++++ Material shown ++++

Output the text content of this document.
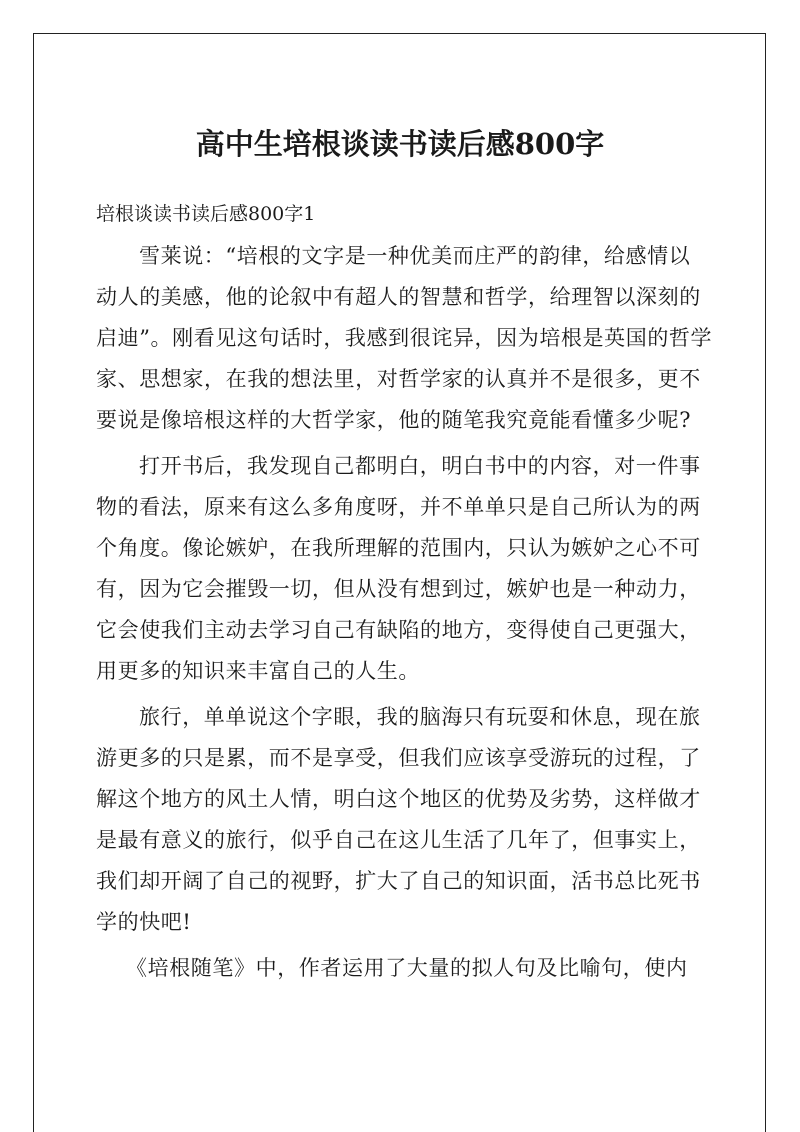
高中生培根谈读书读后感800字
培根谈读书读后感800字1
雪莱说：“培根的文字是一种优美而庄严的韵律，给感情以
动人的美感，他的论叙中有超人的智慧和哲学，给理智以深刻的
启迪”。刚看见这句话时，我感到很诧异，因为培根是英国的哲学
家、思想家，在我的想法里，对哲学家的认真并不是很多，更不
要说是像培根这样的大哲学家，他的随笔我究竟能看懂多少呢?
打开书后，我发现自己都明白，明白书中的内容，对一件事
物的看法，原来有这么多角度呀，并不单单只是自己所认为的两
个角度。像论嫉妒，在我所理解的范围内，只认为嫉妒之心不可
有，因为它会摧毁一切，但从没有想到过，嫉妒也是一种动力，
它会使我们主动去学习自己有缺陷的地方，变得使自己更强大，
用更多的知识来丰富自己的人生。
旅行，单单说这个字眼，我的脑海只有玩耍和休息，现在旅
游更多的只是累，而不是享受，但我们应该享受游玩的过程，了
解这个地方的风土人情，明白这个地区的优势及劣势，这样做才
是最有意义的旅行，似乎自己在这儿生活了几年了，但事实上，
我们却开阔了自己的视野，扩大了自己的知识面，活书总比死书
学的快吧!
《培根随笔》中，作者运用了大量的拟人句及比喻句，使内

++++

» **Stated problem**: Quote the data exactly, leaving every image out of the copy.

» **Exercise solution**:
Output the text content of this document.
高中生培根谈读书读后感800字
培根谈读书读后感800字1
雪莱说：“培根的文字是一种优美而庄严的韵律，给感情以
动人的美感，他的论叙中有超人的智慧和哲学，给理智以深刻的
启迪”。刚看见这句话时，我感到很诧异，因为培根是英国的哲学
家、思想家，在我的想法里，对哲学家的认真并不是很多，更不
要说是像培根这样的大哲学家，他的随笔我究竟能看懂多少呢?
打开书后，我发现自己都明白，明白书中的内容，对一件事
物的看法，原来有这么多角度呀，并不单单只是自己所认为的两
个角度。像论嫉妒，在我所理解的范围内，只认为嫉妒之心不可
有，因为它会摧毁一切，但从没有想到过，嫉妒也是一种动力，
它会使我们主动去学习自己有缺陷的地方，变得使自己更强大，
用更多的知识来丰富自己的人生。
旅行，单单说这个字眼，我的脑海只有玩耍和休息，现在旅
游更多的只是累，而不是享受，但我们应该享受游玩的过程，了
解这个地方的风土人情，明白这个地区的优势及劣势，这样做才
是最有意义的旅行，似乎自己在这儿生活了几年了，但事实上，
我们却开阔了自己的视野，扩大了自己的知识面，活书总比死书
学的快吧!
《培根随笔》中，作者运用了大量的拟人句及比喻句，使内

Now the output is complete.